*What the exercise asks:*
Render every line of the records below as a Markdown table with two columns, "Row" for the row number and "Line" for the text of the line, omitting any blank lines.

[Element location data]
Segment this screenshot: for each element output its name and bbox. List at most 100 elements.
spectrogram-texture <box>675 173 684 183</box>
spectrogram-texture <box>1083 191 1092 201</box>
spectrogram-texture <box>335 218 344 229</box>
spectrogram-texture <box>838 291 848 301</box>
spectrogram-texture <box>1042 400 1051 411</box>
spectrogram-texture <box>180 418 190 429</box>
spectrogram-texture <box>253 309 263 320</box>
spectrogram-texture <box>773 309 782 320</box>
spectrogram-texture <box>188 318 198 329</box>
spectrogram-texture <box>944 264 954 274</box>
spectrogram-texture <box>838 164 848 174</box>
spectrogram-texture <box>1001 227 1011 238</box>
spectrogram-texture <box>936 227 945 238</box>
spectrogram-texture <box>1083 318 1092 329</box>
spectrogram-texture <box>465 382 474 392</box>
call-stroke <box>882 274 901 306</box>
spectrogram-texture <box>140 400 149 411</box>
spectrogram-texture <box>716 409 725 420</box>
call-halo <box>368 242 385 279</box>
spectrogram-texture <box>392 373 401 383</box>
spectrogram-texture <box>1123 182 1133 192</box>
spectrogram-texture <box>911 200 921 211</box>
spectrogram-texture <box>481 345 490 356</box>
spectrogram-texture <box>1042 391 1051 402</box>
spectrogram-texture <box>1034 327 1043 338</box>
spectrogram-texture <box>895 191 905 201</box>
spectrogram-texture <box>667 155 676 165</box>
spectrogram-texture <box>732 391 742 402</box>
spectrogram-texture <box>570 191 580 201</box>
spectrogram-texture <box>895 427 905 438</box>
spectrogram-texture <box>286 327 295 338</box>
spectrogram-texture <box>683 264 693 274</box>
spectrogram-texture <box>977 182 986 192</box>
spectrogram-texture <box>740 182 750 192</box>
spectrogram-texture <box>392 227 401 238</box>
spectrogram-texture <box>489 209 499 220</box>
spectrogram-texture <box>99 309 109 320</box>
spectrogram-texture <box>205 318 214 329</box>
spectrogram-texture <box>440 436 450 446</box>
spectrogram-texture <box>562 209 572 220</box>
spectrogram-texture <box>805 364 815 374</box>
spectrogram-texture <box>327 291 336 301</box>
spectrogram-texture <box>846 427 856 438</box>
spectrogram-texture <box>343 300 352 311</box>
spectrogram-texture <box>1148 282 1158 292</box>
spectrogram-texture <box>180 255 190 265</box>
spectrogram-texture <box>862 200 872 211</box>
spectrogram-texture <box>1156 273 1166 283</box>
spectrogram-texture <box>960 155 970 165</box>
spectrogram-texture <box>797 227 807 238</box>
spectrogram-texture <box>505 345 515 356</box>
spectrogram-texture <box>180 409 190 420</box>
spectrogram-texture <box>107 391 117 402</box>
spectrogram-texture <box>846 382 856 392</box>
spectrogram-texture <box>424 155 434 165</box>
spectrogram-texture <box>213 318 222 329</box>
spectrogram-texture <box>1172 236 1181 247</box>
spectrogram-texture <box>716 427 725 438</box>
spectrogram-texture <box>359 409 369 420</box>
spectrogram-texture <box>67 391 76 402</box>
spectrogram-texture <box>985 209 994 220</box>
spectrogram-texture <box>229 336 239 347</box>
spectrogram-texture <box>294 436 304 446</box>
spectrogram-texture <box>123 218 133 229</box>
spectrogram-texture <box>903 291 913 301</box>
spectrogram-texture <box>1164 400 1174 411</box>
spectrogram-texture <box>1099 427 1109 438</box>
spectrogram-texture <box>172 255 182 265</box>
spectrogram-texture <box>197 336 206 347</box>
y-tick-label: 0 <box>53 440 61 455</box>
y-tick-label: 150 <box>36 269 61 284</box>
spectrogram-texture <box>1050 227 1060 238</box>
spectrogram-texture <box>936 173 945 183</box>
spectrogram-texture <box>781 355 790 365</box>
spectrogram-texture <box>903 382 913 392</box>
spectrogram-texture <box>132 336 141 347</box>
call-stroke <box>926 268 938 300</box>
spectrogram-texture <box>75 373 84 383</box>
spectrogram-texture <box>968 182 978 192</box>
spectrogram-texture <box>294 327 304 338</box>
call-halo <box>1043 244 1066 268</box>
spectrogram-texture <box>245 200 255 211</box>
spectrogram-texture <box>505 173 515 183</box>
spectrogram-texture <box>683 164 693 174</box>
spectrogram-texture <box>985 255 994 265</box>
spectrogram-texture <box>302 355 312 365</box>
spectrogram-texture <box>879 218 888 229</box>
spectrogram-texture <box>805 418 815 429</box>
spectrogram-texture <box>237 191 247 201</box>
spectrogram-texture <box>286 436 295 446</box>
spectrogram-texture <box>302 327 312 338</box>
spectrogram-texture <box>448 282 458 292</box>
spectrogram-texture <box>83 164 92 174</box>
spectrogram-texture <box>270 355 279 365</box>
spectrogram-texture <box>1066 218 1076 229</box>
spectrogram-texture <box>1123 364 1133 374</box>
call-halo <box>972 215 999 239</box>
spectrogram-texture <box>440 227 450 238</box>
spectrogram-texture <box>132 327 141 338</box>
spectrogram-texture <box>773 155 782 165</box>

*Completed task:*
| Row | Line |
|---|---|
| 1 | Segment this screenshot: for each element output its name and bbox. List at most 100 elements. |
| 2 | spectrogram-texture <box>675 173 684 183</box> |
| 3 | spectrogram-texture <box>1083 191 1092 201</box> |
| 4 | spectrogram-texture <box>335 218 344 229</box> |
| 5 | spectrogram-texture <box>838 291 848 301</box> |
| 6 | spectrogram-texture <box>1042 400 1051 411</box> |
| 7 | spectrogram-texture <box>180 418 190 429</box> |
| 8 | spectrogram-texture <box>253 309 263 320</box> |
| 9 | spectrogram-texture <box>773 309 782 320</box> |
| 10 | spectrogram-texture <box>188 318 198 329</box> |
| 11 | spectrogram-texture <box>944 264 954 274</box> |
| 12 | spectrogram-texture <box>838 164 848 174</box> |
| 13 | spectrogram-texture <box>1001 227 1011 238</box> |
| 14 | spectrogram-texture <box>936 227 945 238</box> |
| 15 | spectrogram-texture <box>1083 318 1092 329</box> |
| 16 | spectrogram-texture <box>465 382 474 392</box> |
| 17 | call-stroke <box>882 274 901 306</box> |
| 18 | spectrogram-texture <box>140 400 149 411</box> |
| 19 | spectrogram-texture <box>716 409 725 420</box> |
| 20 | call-halo <box>368 242 385 279</box> |
| 21 | spectrogram-texture <box>392 373 401 383</box> |
| 22 | spectrogram-texture <box>1123 182 1133 192</box> |
| 23 | spectrogram-texture <box>911 200 921 211</box> |
| 24 | spectrogram-texture <box>481 345 490 356</box> |
| 25 | spectrogram-texture <box>1042 391 1051 402</box> |
| 26 | spectrogram-texture <box>1034 327 1043 338</box> |
| 27 | spectrogram-texture <box>895 191 905 201</box> |
| 28 | spectrogram-texture <box>667 155 676 165</box> |
| 29 | spectrogram-texture <box>732 391 742 402</box> |
| 30 | spectrogram-texture <box>570 191 580 201</box> |
| 31 | spectrogram-texture <box>895 427 905 438</box> |
| 32 | spectrogram-texture <box>286 327 295 338</box> |
| 33 | spectrogram-texture <box>683 264 693 274</box> |
| 34 | spectrogram-texture <box>977 182 986 192</box> |
| 35 | spectrogram-texture <box>740 182 750 192</box> |
| 36 | spectrogram-texture <box>392 227 401 238</box> |
| 37 | spectrogram-texture <box>489 209 499 220</box> |
| 38 | spectrogram-texture <box>99 309 109 320</box> |
| 39 | spectrogram-texture <box>205 318 214 329</box> |
| 40 | spectrogram-texture <box>440 436 450 446</box> |
| 41 | spectrogram-texture <box>562 209 572 220</box> |
| 42 | spectrogram-texture <box>805 364 815 374</box> |
| 43 | spectrogram-texture <box>327 291 336 301</box> |
| 44 | spectrogram-texture <box>846 427 856 438</box> |
| 45 | spectrogram-texture <box>343 300 352 311</box> |
| 46 | spectrogram-texture <box>1148 282 1158 292</box> |
| 47 | spectrogram-texture <box>180 255 190 265</box> |
| 48 | spectrogram-texture <box>862 200 872 211</box> |
| 49 | spectrogram-texture <box>1156 273 1166 283</box> |
| 50 | spectrogram-texture <box>960 155 970 165</box> |
| 51 | spectrogram-texture <box>797 227 807 238</box> |
| 52 | spectrogram-texture <box>505 345 515 356</box> |
| 53 | spectrogram-texture <box>180 409 190 420</box> |
| 54 | spectrogram-texture <box>107 391 117 402</box> |
| 55 | spectrogram-texture <box>846 382 856 392</box> |
| 56 | spectrogram-texture <box>424 155 434 165</box> |
| 57 | spectrogram-texture <box>213 318 222 329</box> |
| 58 | spectrogram-texture <box>1172 236 1181 247</box> |
| 59 | spectrogram-texture <box>716 427 725 438</box> |
| 60 | spectrogram-texture <box>359 409 369 420</box> |
| 61 | spectrogram-texture <box>67 391 76 402</box> |
| 62 | spectrogram-texture <box>985 209 994 220</box> |
| 63 | spectrogram-texture <box>229 336 239 347</box> |
| 64 | spectrogram-texture <box>294 436 304 446</box> |
| 65 | spectrogram-texture <box>123 218 133 229</box> |
| 66 | spectrogram-texture <box>903 291 913 301</box> |
| 67 | spectrogram-texture <box>1164 400 1174 411</box> |
| 68 | spectrogram-texture <box>1099 427 1109 438</box> |
| 69 | spectrogram-texture <box>172 255 182 265</box> |
| 70 | spectrogram-texture <box>197 336 206 347</box> |
| 71 | y-tick-label: 0 <box>53 440 61 455</box> |
| 72 | y-tick-label: 150 <box>36 269 61 284</box> |
| 73 | spectrogram-texture <box>1050 227 1060 238</box> |
| 74 | spectrogram-texture <box>936 173 945 183</box> |
| 75 | spectrogram-texture <box>781 355 790 365</box> |
| 76 | spectrogram-texture <box>903 382 913 392</box> |
| 77 | spectrogram-texture <box>132 336 141 347</box> |
| 78 | call-stroke <box>926 268 938 300</box> |
| 79 | spectrogram-texture <box>75 373 84 383</box> |
| 80 | spectrogram-texture <box>968 182 978 192</box> |
| 81 | spectrogram-texture <box>294 327 304 338</box> |
| 82 | call-halo <box>1043 244 1066 268</box> |
| 83 | spectrogram-texture <box>245 200 255 211</box> |
| 84 | spectrogram-texture <box>505 173 515 183</box> |
| 85 | spectrogram-texture <box>683 164 693 174</box> |
| 86 | spectrogram-texture <box>985 255 994 265</box> |
| 87 | spectrogram-texture <box>302 355 312 365</box> |
| 88 | spectrogram-texture <box>879 218 888 229</box> |
| 89 | spectrogram-texture <box>805 418 815 429</box> |
| 90 | spectrogram-texture <box>237 191 247 201</box> |
| 91 | spectrogram-texture <box>286 436 295 446</box> |
| 92 | spectrogram-texture <box>302 327 312 338</box> |
| 93 | spectrogram-texture <box>448 282 458 292</box> |
| 94 | spectrogram-texture <box>83 164 92 174</box> |
| 95 | spectrogram-texture <box>270 355 279 365</box> |
| 96 | spectrogram-texture <box>1066 218 1076 229</box> |
| 97 | spectrogram-texture <box>1123 364 1133 374</box> |
| 98 | call-halo <box>972 215 999 239</box> |
| 99 | spectrogram-texture <box>440 227 450 238</box> |
| 100 | spectrogram-texture <box>132 327 141 338</box> |
| 101 | spectrogram-texture <box>773 155 782 165</box> |